# start of RECORDS FOR THIS TASK

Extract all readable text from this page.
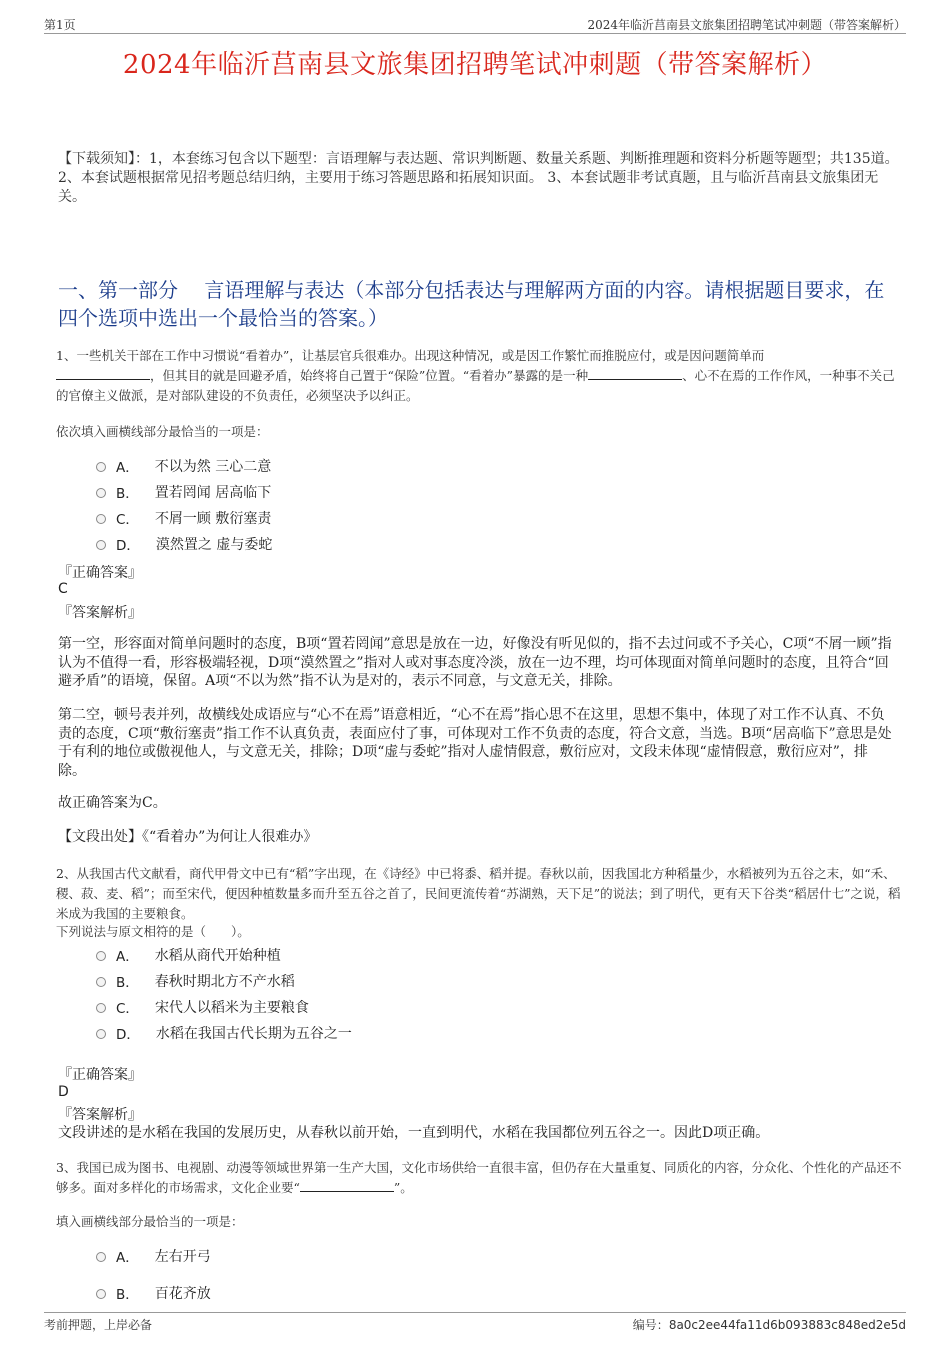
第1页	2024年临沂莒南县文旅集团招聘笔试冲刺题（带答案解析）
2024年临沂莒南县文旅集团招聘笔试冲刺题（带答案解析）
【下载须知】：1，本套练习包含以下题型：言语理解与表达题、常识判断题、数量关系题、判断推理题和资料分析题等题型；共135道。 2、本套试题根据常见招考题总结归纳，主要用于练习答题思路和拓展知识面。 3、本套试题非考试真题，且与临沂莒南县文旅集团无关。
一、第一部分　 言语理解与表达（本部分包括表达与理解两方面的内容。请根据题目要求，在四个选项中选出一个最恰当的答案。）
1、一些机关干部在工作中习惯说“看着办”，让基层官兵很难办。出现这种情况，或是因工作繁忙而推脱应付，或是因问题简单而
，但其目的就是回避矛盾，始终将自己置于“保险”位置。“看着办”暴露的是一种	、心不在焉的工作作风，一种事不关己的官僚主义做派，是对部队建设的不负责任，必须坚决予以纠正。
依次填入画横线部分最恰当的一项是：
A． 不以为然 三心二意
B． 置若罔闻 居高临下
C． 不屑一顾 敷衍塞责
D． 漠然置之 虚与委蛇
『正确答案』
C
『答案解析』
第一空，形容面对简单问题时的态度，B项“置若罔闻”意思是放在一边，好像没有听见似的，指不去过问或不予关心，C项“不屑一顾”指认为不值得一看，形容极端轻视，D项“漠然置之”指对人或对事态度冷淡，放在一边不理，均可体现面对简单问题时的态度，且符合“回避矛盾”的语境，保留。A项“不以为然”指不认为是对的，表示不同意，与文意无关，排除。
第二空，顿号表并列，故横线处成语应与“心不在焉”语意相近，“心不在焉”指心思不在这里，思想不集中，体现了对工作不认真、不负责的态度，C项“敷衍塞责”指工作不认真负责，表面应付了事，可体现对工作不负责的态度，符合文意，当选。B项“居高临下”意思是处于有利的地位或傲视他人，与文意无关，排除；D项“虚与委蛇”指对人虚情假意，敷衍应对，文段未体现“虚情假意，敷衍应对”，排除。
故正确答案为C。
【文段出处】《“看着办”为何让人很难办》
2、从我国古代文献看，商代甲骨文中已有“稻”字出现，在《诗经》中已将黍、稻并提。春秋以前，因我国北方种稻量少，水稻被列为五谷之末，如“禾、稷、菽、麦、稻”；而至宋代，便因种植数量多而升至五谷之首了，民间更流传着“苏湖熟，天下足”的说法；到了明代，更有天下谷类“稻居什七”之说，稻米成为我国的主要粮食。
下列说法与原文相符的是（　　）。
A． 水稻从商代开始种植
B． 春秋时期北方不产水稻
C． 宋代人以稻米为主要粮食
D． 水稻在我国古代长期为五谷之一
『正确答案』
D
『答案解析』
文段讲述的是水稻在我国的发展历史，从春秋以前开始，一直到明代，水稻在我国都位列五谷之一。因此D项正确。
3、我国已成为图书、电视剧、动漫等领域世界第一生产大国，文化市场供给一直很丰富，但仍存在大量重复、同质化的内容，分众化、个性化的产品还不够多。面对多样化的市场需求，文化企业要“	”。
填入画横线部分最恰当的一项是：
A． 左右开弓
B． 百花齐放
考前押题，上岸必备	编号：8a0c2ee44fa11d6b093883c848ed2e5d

# end of RECORDS FOR THIS TASK

• _WHAT THE TASK REQUIRES_
Transcribe all the lines above exactly, apart from the pictures.

• _SOLUTION TO THE EXERCISE_
Extract all readable text from this page.
第1页	2024年临沂莒南县文旅集团招聘笔试冲刺题（带答案解析）
2024年临沂莒南县文旅集团招聘笔试冲刺题（带答案解析）
【下载须知】：1，本套练习包含以下题型：言语理解与表达题、常识判断题、数量关系题、判断推理题和资料分析题等题型；共135道。 2、本套试题根据常见招考题总结归纳，主要用于练习答题思路和拓展知识面。 3、本套试题非考试真题，且与临沂莒南县文旅集团无关。
一、第一部分　 言语理解与表达（本部分包括表达与理解两方面的内容。请根据题目要求，在四个选项中选出一个最恰当的答案。）
1、一些机关干部在工作中习惯说“看着办”，让基层官兵很难办。出现这种情况，或是因工作繁忙而推脱应付，或是因问题简单而
，但其目的就是回避矛盾，始终将自己置于“保险”位置。“看着办”暴露的是一种	、心不在焉的工作作风，一种事不关己的官僚主义做派，是对部队建设的不负责任，必须坚决予以纠正。
依次填入画横线部分最恰当的一项是：
A． 不以为然 三心二意
B． 置若罔闻 居高临下
C． 不屑一顾 敷衍塞责
D． 漠然置之 虚与委蛇
『正确答案』
C
『答案解析』
第一空，形容面对简单问题时的态度，B项“置若罔闻”意思是放在一边，好像没有听见似的，指不去过问或不予关心，C项“不屑一顾”指认为不值得一看，形容极端轻视，D项“漠然置之”指对人或对事态度冷淡，放在一边不理，均可体现面对简单问题时的态度，且符合“回避矛盾”的语境，保留。A项“不以为然”指不认为是对的，表示不同意，与文意无关，排除。
第二空，顿号表并列，故横线处成语应与“心不在焉”语意相近，“心不在焉”指心思不在这里，思想不集中，体现了对工作不认真、不负责的态度，C项“敷衍塞责”指工作不认真负责，表面应付了事，可体现对工作不负责的态度，符合文意，当选。B项“居高临下”意思是处于有利的地位或傲视他人，与文意无关，排除；D项“虚与委蛇”指对人虚情假意，敷衍应对，文段未体现“虚情假意，敷衍应对”，排除。
故正确答案为C。
【文段出处】《“看着办”为何让人很难办》
2、从我国古代文献看，商代甲骨文中已有“稻”字出现，在《诗经》中已将黍、稻并提。春秋以前，因我国北方种稻量少，水稻被列为五谷之末，如“禾、稷、菽、麦、稻”；而至宋代，便因种植数量多而升至五谷之首了，民间更流传着“苏湖熟，天下足”的说法；到了明代，更有天下谷类“稻居什七”之说，稻米成为我国的主要粮食。
下列说法与原文相符的是（　　）。
A． 水稻从商代开始种植
B． 春秋时期北方不产水稻
C． 宋代人以稻米为主要粮食
D． 水稻在我国古代长期为五谷之一
『正确答案』
D
『答案解析』
文段讲述的是水稻在我国的发展历史，从春秋以前开始，一直到明代，水稻在我国都位列五谷之一。因此D项正确。
3、我国已成为图书、电视剧、动漫等领域世界第一生产大国，文化市场供给一直很丰富，但仍存在大量重复、同质化的内容，分众化、个性化的产品还不够多。面对多样化的市场需求，文化企业要“	”。
填入画横线部分最恰当的一项是：
A． 左右开弓
B． 百花齐放
考前押题，上岸必备	编号：8a0c2ee44fa11d6b093883c848ed2e5d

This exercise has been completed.